> [Esercizio breve 1]
Rispondi alle seguenti domande sul brano da leggere.
(a) Sopra quali due paesi si trovano le case dei pagani meglio conservate?
(b) Su quanti piani era costruita la casa dei pagani sopra Dongio?
(c) In quale campo Hans In der Gand è stato un pioniere?
> [Esercizio breve 2] Elenca tutti i nomi con cui, secondo il brano da leggere, vengono chiamate le strane costruzioni della valle di Blenio.
> [Esercizio breve 3] Ricopia parola per parola la parte del brano da leggere che comincia con le parole "Le due case" e si ferma dopo "di dimensioni analoghe.".

> [Brano da leggere]
************
Il mistero dei «pagani» (2000)
Le «case dei cröisch» in una leggenda raccolta da Walter Keller e in uno studio di Mosè Bertoni
LiteraTour 20: Lottigna - Malvaglia
Il mistero dei «pagani»
Le «case dei cröisch» in una leggenda raccolta da Walter Keller e in uno studio di Mosè Bertoni
In valle di Blenio si vedono ancora i resti di alcune strane costruzioni chiamate «case dei cröisch», «case dei grebel» o «case dei pagani». Quella sopra Olivone a cui fa riferimento la leggenda è una di queste. Non sono tanto eine Art Katakombe, come dice Keller, ma piuttosto grotte fortificate: cavità naturali situate in pareti verticali, chiuse da lavori in muratura più o meno complessi, certamente arditi, e trasformate in rifugi abitabili e inespugabili. A differenza delle catacombe sono lì, strapiombanti sui villaggi, alla vista di tutti.
Le due case dei pagani meglio conservate si trovano sopra Dongio e Malvaglia. La prima profonda un paio di metri e lunga 14, era costruita su 3-4 piani. Il tetto e le travature interne sono crollati da tempo. Resta in piedi buona parte della parete esterna principale, con alcune aperture ancora ben visibili, e una parete divisoria interna. Quella di Malvaglia, pure semidiroccata, è di dimensioni analoghe.
Entrambe sono avvicinabili, ma difficilmente raggiungibili. Particolarmente pericolosi sono gli ultimi metri di cammino, da percorrere su cenge strettissime sull'orlo del precipizio, e l'accesso agli edifici. Per questo motivo il nostro itinerario prevede una tranquilla contemplazione dal basso e non la «conquista» delle rocche. Del resto chi scrive, affetto da vertigini, si è guardato bene dall'avvicinarsi troppo e ha fatto prudentemente ricorso alla nutrita letteratura e all'eloquenza delle fotografie che l'accompagnano.
Nani e streghe
È normale che intorno a queste costruzioni antiche e misteriose (nessun documento ne spiega origine e funzioni, o semplicemente ne parla) si siano condensate molte leggende. Il fatto di scegliere qui — in un libro turistico-letterario confezionato per un pubblico tedescofono — una leggenda già apparsa in traduzione tedesca, può sembrare una semplice soluzione di comodo. In realtà la scelta di un testo pubblicato da Walter Keller ha anche altre giustificazioni: egli è stato un pioniere nella raccolta di fiabe e leggende della Svizzera italiana, così come il suo contemporaneo Hans In der Gand lo è stato nella raccolta dei canti popolari. Certo il loro metodo è più vicino a quello dei folkloristi ottocenteschi che a quello dell'etnologia attuale, ma va a questi due svizzero-tedeschi il merito di aver avviato un'esplorazione sistematica della tradizione orale ticinese.
************
> [Contenuto dei dati]
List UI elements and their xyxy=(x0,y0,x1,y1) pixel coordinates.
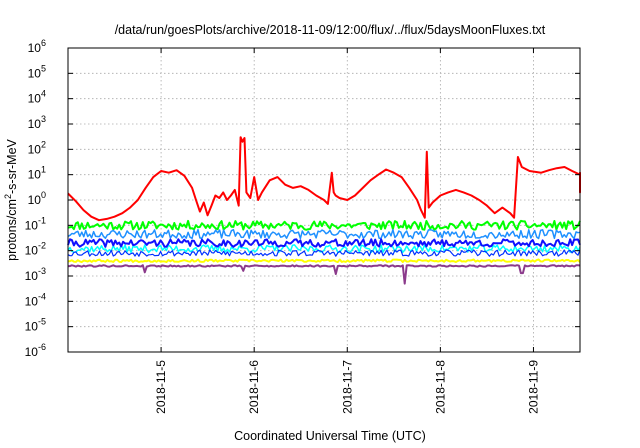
************
> [Risposta completa 1]
(a) Sopra Dongio e Malvaglia.
(b) Su 3-4 piani.
(c) Nella raccolta dei canti popolari.

> [Risposta completa 2] «case dei cröisch», «case dei grebel», «case dei pagani»

> [Risposta completa 3]
Le due case dei pagani meglio conservate si trovano sopra Dongio e Malvaglia. La prima profonda un paio di metri e lunga 14, era costruita su 3-4 piani. Il tetto e le travature interne sono crollati da tempo. Resta in piedi buona parte della parete esterna principale, con alcune aperture ancora ben visibili, e una parete divisoria interna. Quella di Malvaglia, pure semidiroccata, è di dimensioni analoghe.